>> BEGIN Extracted data

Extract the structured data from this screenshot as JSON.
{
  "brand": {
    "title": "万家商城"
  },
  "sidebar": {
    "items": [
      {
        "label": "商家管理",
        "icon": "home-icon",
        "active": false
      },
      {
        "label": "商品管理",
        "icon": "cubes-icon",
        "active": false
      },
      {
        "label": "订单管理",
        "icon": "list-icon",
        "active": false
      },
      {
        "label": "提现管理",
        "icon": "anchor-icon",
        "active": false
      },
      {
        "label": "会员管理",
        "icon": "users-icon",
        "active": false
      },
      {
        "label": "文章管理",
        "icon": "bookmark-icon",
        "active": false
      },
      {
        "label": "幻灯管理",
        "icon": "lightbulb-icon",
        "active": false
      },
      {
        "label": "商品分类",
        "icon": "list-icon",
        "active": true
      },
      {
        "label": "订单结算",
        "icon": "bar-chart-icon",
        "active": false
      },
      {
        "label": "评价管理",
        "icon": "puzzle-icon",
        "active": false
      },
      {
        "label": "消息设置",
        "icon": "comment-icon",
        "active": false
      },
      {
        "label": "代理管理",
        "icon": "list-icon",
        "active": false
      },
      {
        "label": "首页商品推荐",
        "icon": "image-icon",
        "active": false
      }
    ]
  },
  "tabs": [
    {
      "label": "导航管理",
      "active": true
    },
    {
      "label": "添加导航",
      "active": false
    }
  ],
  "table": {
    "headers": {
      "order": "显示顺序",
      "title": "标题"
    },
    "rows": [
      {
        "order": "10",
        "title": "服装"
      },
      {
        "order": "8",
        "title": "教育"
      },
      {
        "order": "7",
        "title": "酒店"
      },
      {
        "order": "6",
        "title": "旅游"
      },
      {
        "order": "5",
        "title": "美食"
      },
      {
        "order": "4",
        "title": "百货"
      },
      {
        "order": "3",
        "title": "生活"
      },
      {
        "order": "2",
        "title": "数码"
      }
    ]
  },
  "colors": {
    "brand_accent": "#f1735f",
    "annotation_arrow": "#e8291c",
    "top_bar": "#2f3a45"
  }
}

>> END Extracted data
>> BEGIN Extracted data

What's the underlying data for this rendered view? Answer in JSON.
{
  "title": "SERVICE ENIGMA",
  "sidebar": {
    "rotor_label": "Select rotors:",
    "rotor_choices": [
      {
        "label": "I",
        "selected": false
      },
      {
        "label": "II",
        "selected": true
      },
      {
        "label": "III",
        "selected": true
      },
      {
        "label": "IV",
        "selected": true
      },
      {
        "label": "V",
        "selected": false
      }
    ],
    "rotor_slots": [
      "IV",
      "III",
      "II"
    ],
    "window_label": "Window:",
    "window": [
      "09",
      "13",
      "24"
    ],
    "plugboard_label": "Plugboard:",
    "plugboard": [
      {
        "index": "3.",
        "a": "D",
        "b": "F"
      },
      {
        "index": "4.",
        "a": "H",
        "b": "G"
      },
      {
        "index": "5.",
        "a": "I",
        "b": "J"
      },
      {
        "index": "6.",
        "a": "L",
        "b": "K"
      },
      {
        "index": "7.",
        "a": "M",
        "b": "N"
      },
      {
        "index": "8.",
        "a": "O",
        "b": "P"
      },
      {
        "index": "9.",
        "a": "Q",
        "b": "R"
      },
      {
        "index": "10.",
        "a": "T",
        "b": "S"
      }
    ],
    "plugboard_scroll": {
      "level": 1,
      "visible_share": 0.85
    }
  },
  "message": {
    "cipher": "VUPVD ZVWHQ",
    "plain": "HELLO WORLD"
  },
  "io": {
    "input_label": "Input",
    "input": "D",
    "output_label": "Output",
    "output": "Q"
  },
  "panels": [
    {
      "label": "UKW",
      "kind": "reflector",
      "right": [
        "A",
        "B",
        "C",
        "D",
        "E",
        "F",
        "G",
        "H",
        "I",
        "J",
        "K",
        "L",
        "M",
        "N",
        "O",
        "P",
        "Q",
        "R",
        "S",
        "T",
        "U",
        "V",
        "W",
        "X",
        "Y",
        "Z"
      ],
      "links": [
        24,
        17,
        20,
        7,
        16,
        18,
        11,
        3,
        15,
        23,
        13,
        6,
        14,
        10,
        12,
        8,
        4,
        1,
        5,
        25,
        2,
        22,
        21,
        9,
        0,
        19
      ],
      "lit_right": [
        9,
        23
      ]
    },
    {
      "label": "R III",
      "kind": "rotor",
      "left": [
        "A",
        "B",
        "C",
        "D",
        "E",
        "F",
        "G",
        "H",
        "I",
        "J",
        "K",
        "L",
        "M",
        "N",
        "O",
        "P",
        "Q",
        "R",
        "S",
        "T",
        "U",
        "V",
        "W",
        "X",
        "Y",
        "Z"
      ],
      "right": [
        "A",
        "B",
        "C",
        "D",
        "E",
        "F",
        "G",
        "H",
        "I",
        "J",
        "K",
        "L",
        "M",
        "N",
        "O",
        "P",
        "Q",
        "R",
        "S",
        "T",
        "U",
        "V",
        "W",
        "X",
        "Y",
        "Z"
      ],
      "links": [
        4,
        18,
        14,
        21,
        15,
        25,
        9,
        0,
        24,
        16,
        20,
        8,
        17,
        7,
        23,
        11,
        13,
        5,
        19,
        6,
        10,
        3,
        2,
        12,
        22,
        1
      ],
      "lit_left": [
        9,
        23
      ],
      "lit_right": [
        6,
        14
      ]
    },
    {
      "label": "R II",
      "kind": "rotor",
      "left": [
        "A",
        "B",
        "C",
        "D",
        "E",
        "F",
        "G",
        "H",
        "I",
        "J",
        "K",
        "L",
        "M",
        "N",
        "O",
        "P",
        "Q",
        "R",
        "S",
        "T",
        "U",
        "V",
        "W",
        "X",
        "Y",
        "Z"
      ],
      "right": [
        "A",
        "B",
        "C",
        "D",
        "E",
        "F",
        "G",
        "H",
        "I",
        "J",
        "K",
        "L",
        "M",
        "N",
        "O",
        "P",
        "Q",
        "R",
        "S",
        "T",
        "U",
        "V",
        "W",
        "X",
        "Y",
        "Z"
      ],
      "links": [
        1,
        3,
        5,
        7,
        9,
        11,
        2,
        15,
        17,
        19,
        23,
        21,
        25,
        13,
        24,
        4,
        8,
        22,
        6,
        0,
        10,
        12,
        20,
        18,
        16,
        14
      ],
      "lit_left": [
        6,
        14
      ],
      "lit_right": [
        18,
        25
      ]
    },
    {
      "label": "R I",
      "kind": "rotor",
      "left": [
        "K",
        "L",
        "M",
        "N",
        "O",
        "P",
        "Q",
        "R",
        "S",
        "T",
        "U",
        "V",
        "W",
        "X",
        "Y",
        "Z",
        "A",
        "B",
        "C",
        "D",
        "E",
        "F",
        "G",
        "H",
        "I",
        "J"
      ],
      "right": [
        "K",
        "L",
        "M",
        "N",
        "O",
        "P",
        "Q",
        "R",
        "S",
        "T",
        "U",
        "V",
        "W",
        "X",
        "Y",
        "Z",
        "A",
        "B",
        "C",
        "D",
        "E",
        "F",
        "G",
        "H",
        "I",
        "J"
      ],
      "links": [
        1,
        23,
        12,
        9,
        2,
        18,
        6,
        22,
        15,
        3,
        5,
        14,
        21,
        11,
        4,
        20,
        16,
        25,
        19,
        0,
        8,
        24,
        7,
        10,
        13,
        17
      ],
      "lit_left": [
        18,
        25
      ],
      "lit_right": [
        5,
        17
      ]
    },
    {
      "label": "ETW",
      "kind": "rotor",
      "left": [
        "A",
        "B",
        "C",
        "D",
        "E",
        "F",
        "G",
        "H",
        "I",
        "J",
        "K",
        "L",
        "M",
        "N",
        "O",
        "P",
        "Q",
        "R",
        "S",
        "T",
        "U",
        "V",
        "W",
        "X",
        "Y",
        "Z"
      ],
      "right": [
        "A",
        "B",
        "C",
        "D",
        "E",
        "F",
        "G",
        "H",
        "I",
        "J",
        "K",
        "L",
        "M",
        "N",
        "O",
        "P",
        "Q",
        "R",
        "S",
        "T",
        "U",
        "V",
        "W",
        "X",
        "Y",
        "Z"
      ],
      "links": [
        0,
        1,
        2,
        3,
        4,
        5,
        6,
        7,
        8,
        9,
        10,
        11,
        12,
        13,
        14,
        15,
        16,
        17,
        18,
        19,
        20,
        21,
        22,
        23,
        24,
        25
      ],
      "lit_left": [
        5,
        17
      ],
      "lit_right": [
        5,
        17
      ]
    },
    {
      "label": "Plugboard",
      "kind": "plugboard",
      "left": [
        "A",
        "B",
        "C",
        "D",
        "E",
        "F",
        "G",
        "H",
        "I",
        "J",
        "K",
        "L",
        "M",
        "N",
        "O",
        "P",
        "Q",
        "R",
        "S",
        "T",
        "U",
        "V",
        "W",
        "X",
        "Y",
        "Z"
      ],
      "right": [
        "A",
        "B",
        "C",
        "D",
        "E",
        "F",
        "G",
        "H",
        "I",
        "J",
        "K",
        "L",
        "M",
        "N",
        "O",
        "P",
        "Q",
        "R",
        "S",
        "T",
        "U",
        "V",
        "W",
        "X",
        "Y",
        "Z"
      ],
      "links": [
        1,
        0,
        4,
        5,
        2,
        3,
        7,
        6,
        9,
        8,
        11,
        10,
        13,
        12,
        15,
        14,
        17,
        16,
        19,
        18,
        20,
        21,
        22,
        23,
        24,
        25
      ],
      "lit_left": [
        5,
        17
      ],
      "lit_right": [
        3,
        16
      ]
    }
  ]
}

>> END Extracted data
>> BEGIN Extracted data

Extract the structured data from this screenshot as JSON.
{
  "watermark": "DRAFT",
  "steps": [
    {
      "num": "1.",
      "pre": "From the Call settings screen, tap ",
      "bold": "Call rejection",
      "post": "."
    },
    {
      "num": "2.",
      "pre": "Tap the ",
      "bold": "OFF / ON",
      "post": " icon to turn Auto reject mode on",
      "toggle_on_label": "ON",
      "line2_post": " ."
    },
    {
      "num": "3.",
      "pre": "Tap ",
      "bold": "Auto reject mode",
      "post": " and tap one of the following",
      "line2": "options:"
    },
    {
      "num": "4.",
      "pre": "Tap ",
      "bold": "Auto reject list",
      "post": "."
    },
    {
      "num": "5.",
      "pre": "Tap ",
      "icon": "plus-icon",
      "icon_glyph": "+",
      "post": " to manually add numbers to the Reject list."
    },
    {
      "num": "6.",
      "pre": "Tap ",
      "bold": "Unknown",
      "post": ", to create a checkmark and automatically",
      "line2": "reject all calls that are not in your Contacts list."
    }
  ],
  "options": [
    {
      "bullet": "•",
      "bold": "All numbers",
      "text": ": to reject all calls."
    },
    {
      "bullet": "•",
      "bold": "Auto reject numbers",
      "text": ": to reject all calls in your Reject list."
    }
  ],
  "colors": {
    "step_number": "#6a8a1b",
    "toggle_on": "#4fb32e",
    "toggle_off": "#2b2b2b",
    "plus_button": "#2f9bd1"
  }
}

>> END Extracted data

◆ Given request:
Read the lines above. Gather those in which the string "mode" is found.

◆ Exercise result:
      "post": " icon to turn Auto reject mode on",
      "bold": "Auto reject mode",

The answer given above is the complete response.